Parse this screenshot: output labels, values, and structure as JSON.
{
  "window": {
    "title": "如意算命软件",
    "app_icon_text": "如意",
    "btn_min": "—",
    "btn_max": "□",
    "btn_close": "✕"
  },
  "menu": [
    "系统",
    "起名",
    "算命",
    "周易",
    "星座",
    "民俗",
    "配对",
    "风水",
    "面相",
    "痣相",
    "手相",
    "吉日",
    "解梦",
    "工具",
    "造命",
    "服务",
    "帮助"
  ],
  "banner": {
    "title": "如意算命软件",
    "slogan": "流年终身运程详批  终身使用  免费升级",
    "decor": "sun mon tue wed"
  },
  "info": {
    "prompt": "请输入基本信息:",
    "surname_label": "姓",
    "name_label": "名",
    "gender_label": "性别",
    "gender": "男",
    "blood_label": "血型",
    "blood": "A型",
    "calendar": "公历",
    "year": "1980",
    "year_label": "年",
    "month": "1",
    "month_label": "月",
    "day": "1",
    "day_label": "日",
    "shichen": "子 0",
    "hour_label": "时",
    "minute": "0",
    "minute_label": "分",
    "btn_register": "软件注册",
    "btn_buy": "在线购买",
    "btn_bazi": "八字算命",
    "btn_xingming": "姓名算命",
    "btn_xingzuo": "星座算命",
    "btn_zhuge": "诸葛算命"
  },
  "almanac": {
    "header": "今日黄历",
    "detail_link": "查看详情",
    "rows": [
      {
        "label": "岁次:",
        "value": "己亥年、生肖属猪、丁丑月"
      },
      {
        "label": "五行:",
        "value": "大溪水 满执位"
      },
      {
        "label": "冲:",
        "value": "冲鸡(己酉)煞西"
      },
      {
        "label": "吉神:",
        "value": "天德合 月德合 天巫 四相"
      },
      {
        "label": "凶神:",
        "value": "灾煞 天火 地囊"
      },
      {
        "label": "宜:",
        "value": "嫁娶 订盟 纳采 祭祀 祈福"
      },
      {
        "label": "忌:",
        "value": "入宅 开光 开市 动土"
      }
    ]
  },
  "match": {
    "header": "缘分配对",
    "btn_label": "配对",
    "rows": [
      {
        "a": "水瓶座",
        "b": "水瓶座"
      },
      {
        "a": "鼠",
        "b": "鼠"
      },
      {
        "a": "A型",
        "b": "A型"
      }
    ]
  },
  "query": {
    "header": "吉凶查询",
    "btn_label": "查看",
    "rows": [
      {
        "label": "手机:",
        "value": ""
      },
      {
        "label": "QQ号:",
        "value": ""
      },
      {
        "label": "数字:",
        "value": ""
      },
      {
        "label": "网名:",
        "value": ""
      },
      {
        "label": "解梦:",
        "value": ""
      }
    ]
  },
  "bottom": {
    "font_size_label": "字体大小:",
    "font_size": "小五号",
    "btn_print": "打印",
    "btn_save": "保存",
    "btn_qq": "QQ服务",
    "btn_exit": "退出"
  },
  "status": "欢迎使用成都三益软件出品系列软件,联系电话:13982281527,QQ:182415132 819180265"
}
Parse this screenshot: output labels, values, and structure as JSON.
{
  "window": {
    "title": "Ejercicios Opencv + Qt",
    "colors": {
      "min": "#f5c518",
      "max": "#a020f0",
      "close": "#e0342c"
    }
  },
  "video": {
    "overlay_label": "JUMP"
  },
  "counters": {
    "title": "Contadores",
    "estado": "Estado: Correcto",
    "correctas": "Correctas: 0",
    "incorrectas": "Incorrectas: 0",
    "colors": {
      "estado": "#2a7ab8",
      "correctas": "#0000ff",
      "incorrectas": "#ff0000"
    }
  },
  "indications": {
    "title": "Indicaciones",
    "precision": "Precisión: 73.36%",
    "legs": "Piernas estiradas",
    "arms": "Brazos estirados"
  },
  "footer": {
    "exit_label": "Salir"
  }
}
------------------------------------------------------------
- _To do_: Using the data above, repeat every line exactly.

- _Solution to this problem_:
Parse this screenshot: output labels, values, and structure as JSON.
{
  "window": {
    "title": "如意算命软件",
    "app_icon_text": "如意",
    "btn_min": "—",
    "btn_max": "□",
    "btn_close": "✕"
  },
  "menu": [
    "系统",
    "起名",
    "算命",
    "周易",
    "星座",
    "民俗",
    "配对",
    "风水",
    "面相",
    "痣相",
    "手相",
    "吉日",
    "解梦",
    "工具",
    "造命",
    "服务",
    "帮助"
  ],
  "banner": {
    "title": "如意算命软件",
    "slogan": "流年终身运程详批  终身使用  免费升级",
    "decor": "sun mon tue wed"
  },
  "info": {
    "prompt": "请输入基本信息:",
    "surname_label": "姓",
    "name_label": "名",
    "gender_label": "性别",
    "gender": "男",
    "blood_label": "血型",
    "blood": "A型",
    "calendar": "公历",
    "year": "1980",
    "year_label": "年",
    "month": "1",
    "month_label": "月",
    "day": "1",
    "day_label": "日",
    "shichen": "子 0",
    "hour_label": "时",
    "minute": "0",
    "minute_label": "分",
    "btn_register": "软件注册",
    "btn_buy": "在线购买",
    "btn_bazi": "八字算命",
    "btn_xingming": "姓名算命",
    "btn_xingzuo": "星座算命",
    "btn_zhuge": "诸葛算命"
  },
  "almanac": {
    "header": "今日黄历",
    "detail_link": "查看详情",
    "rows": [
      {
        "label": "岁次:",
        "value": "己亥年、生肖属猪、丁丑月"
      },
      {
        "label": "五行:",
        "value": "大溪水 满执位"
      },
      {
        "label": "冲:",
        "value": "冲鸡(己酉)煞西"
      },
      {
        "label": "吉神:",
        "value": "天德合 月德合 天巫 四相"
      },
      {
        "label": "凶神:",
        "value": "灾煞 天火 地囊"
      },
      {
        "label": "宜:",
        "value": "嫁娶 订盟 纳采 祭祀 祈福"
      },
      {
        "label": "忌:",
        "value": "入宅 开光 开市 动土"
      }
    ]
  },
  "match": {
    "header": "缘分配对",
    "btn_label": "配对",
    "rows": [
      {
        "a": "水瓶座",
        "b": "水瓶座"
      },
      {
        "a": "鼠",
        "b": "鼠"
      },
      {
        "a": "A型",
        "b": "A型"
      }
    ]
  },
  "query": {
    "header": "吉凶查询",
    "btn_label": "查看",
    "rows": [
      {
        "label": "手机:",
        "value": ""
      },
      {
        "label": "QQ号:",
        "value": ""
      },
      {
        "label": "数字:",
        "value": ""
      },
      {
        "label": "网名:",
        "value": ""
      },
      {
        "label": "解梦:",
        "value": ""
      }
    ]
  },
  "bottom": {
    "font_size_label": "字体大小:",
    "font_size": "小五号",
    "btn_print": "打印",
    "btn_save": "保存",
    "btn_qq": "QQ服务",
    "btn_exit": "退出"
  },
  "status": "欢迎使用成都三益软件出品系列软件,联系电话:13982281527,QQ:182415132 819180265"
}
Parse this screenshot: output labels, values, and structure as JSON.
{
  "window": {
    "title": "Ejercicios Opencv + Qt",
    "colors": {
      "min": "#f5c518",
      "max": "#a020f0",
      "close": "#e0342c"
    }
  },
  "video": {
    "overlay_label": "JUMP"
  },
  "counters": {
    "title": "Contadores",
    "estado": "Estado: Correcto",
    "correctas": "Correctas: 0",
    "incorrectas": "Incorrectas: 0",
    "colors": {
      "estado": "#2a7ab8",
      "correctas": "#0000ff",
      "incorrectas": "#ff0000"
    }
  },
  "indications": {
    "title": "Indicaciones",
    "precision": "Precisión: 73.36%",
    "legs": "Piernas estiradas",
    "arms": "Brazos estirados"
  },
  "footer": {
    "exit_label": "Salir"
  }
}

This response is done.